What you have to do
Give the number of lines containing "America" in this listing, with no other words.

Extracted information

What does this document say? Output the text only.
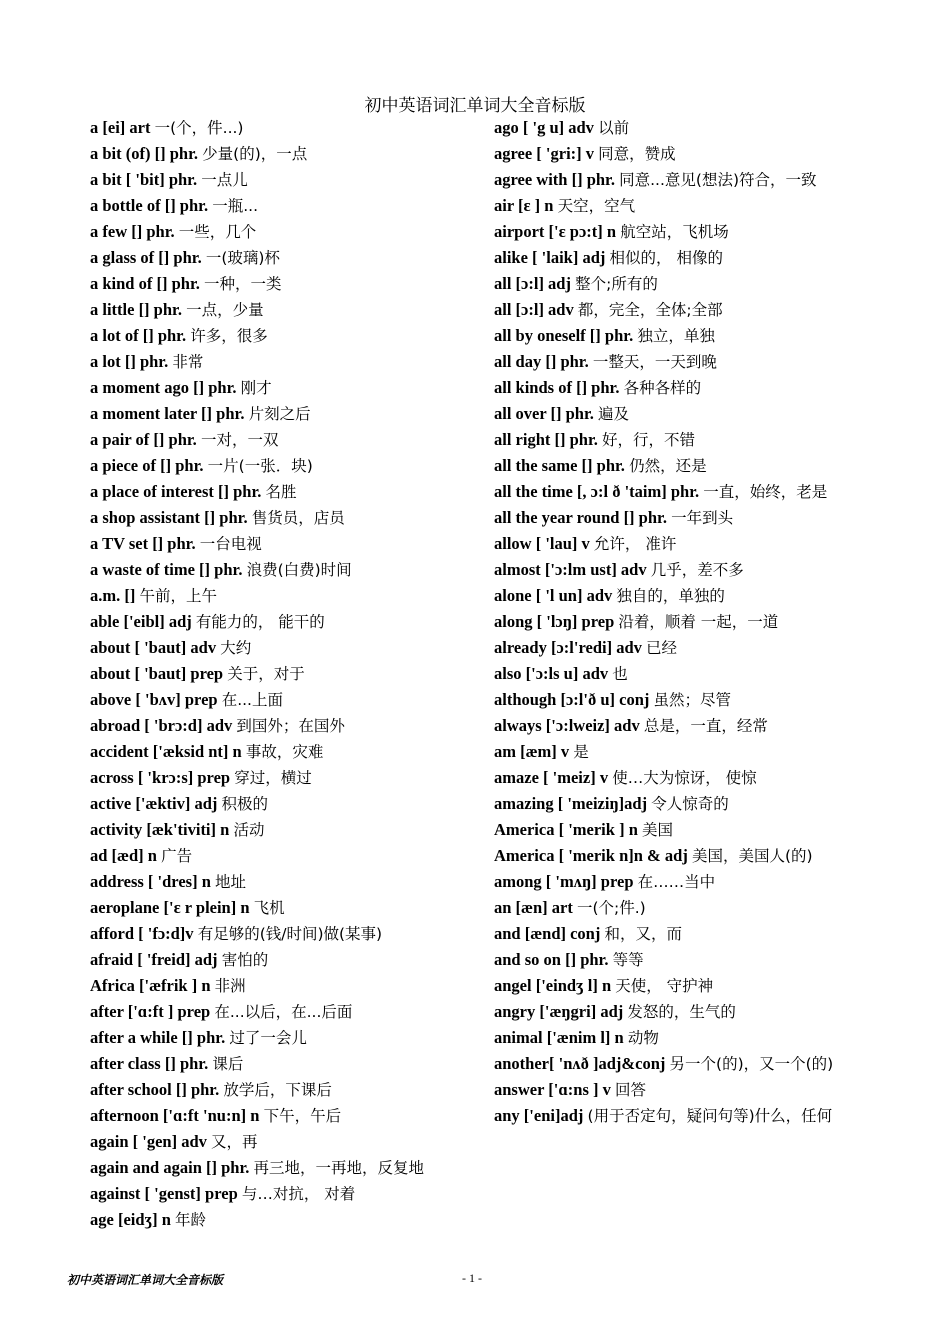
初中英语词汇单词大全音标版
a [ei] art 一(个，件...)
a bit (of) [] phr. 少量(的)，一点
a bit [ 'bit] phr. 一点儿
a bottle of [] phr. 一瓶...
a few [] phr. 一些，几个
a glass of [] phr. 一(玻璃)杯
a kind of [] phr. 一种，一类
a little [] phr. 一点，少量
a lot of [] phr. 许多，很多
a lot [] phr. 非常
a moment ago [] phr. 刚才
a moment later [] phr. 片刻之后
a pair of [] phr. 一对，一双
a piece of [] phr. 一片(一张．块)
a place of interest [] phr. 名胜
a shop assistant [] phr. 售货员，店员
a TV set [] phr. 一台电视
a waste of time [] phr. 浪费(白费)时间
a.m. [] 午前，上午
able ['eibl] adj 有能力的， 能干的
about [ 'baut] adv 大约
about [ 'baut] prep 关于，对于
above [ 'bʌv] prep 在...上面
abroad [ 'brɔ:d] adv 到国外；在国外
accident ['æksid nt] n 事故，灾难
across [ 'krɔ:s] prep 穿过，横过
active ['æktiv] adj 积极的
activity [æk'tiviti] n 活动
ad [æd] n 广告
address [ 'dres] n 地址
aeroplane ['ɛ r plein] n 飞机
afford [ 'fɔ:d]v 有足够的(钱/时间)做(某事)
afraid [ 'freid] adj 害怕的
Africa ['æfrik ] n 非洲
after ['ɑ:ft ] prep 在...以后，在...后面
after a while [] phr. 过了一会儿
after class [] phr. 课后
after school [] phr. 放学后，下课后
afternoon ['ɑ:ft 'nu:n] n 下午，午后
again [ 'gen] adv 又，再
again and again [] phr. 再三地，一再地，反复地
against [ 'genst] prep 与…对抗， 对着
age [eidʒ] n 年龄
ago [ 'g u] adv 以前
agree [ 'gri:] v 同意，赞成
agree with [] phr. 同意...意见(想法)符合，一致
air [ɛ ] n 天空，空气
airport ['ɛ pɔ:t] n 航空站，飞机场
alike [ 'laik] adj 相似的， 相像的
all [ɔ:l] adj 整个;所有的
all [ɔ:l] adv 都，完全，全体;全部
all by oneself [] phr. 独立，单独
all day [] phr. 一整天，一天到晚
all kinds of [] phr. 各种各样的
all over [] phr. 遍及
all right [] phr. 好，行，不错
all the same [] phr. 仍然，还是
all the time [, ɔ:l ð 'taim] phr. 一直，始终，老是
all the year round [] phr. 一年到头
allow [ 'lau] v 允许， 准许
almost ['ɔ:lm ust] adv 几乎，差不多
alone [ 'l un] adv 独自的，单独的
along [ 'lɔŋ] prep 沿着，顺着 一起，一道
already [ɔ:l'redi] adv 已经
also ['ɔ:ls u] adv 也
although [ɔ:l'ð u] conj 虽然；尽管
always ['ɔ:lweiz] adv 总是，一直，经常
am [æm] v 是
amaze [ 'meiz] v 使…大为惊讶， 使惊
amazing [ 'meiziŋ]adj 令人惊奇的
America [ 'merik ] n 美国
America [ 'merik n]n & adj 美国，美国人(的)
among [ 'mʌŋ] prep 在……当中
an [æn] art 一(个;件.)
and [ænd] conj 和，又，而
and so on [] phr. 等等
angel ['eindʒ l] n 天使， 守护神
angry ['æŋgri] adj 发怒的，生气的
animal ['ænim l] n 动物
another[ 'nʌð ]adj&conj 另一个(的)，又一个(的)
answer ['ɑ:ns ] v 回答
any ['eni]adj (用于否定句，疑问句等)什么，任何
初中英语词汇单词大全音标版	- 1 -
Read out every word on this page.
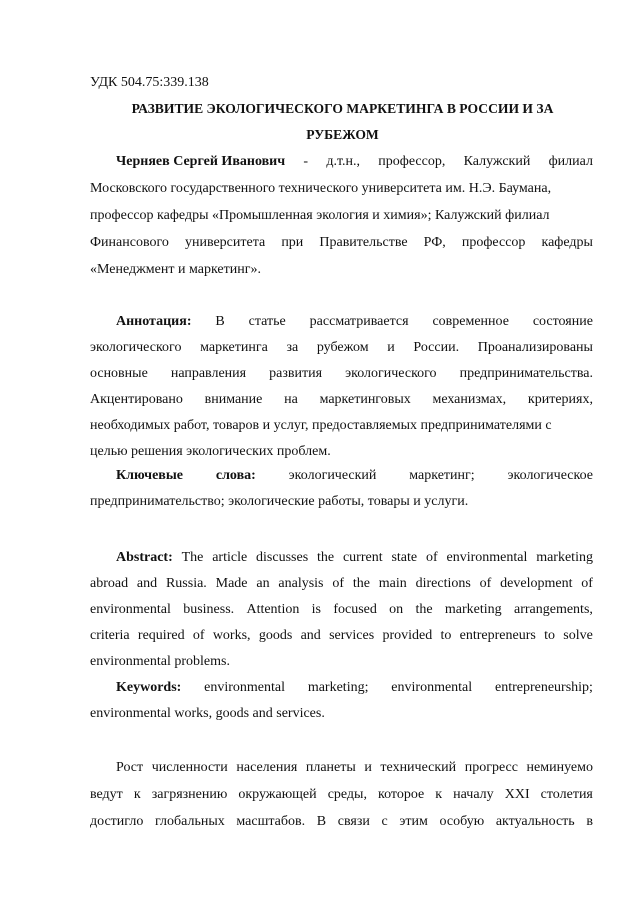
УДК 504.75:339.138
РАЗВИТИЕ ЭКОЛОГИЧЕСКОГО МАРКЕТИНГА В РОССИИ И ЗА
РУБЕЖОМ
Черняев Сергей Иванович - д.т.н., профессор, Калужский филиал
Московского государственного технического университета им. Н.Э. Баумана,
профессор кафедры «Промышленная экология и химия»; Калужский филиал
Финансового университета при Правительстве РФ, профессор кафедры
«Менеджмент и маркетинг».
Аннотация: В статье рассматривается современное состояние
экологического маркетинга за рубежом и России. Проанализированы
основные направления развития экологического предпринимательства.
Акцентировано внимание на маркетинговых механизмах, критериях,
необходимых работ, товаров и услуг, предоставляемых предпринимателями с
целью решения экологических проблем.
Ключевые слова: экологический маркетинг; экологическое
предпринимательство; экологические работы, товары и услуги.
Abstract: The article discusses the current state of environmental marketing
abroad and Russia. Made an analysis of the main directions of development of
environmental business. Attention is focused on the marketing arrangements,
criteria required of works, goods and services provided to entrepreneurs to solve
environmental problems.
Keywords: environmental marketing; environmental entrepreneurship;
environmental works, goods and services.
Рост численности населения планеты и технический прогресс неминуемо
ведут к загрязнению окружающей среды, которое к началу XXI столетия
достигло глобальных масштабов. В связи с этим особую актуальность в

Exercise response
2